● TASK TO COMPLETE:
Scan the listing below. Report each line that includes "Value".

Excerpts from a figure dataset
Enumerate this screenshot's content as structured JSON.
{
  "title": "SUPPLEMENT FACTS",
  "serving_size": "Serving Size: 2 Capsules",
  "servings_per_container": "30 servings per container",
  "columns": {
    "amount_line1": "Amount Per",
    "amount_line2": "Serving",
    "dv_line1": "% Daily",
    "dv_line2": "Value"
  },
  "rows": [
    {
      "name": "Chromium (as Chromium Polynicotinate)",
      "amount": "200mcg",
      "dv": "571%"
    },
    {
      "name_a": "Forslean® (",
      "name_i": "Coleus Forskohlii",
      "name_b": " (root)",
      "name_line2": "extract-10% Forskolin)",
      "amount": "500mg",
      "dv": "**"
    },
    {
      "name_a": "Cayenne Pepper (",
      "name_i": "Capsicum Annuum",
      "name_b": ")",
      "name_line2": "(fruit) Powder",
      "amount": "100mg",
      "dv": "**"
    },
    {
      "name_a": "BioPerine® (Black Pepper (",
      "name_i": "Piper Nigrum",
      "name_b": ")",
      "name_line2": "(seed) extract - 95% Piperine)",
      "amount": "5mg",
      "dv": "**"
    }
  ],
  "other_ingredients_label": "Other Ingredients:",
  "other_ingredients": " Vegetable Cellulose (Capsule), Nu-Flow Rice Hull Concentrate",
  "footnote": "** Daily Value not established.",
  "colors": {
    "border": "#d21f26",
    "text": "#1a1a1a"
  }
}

● ANSWER TO THE PROBLEM:
    "dv_line2": "Value"
  "footnote": "** Daily Value not established.",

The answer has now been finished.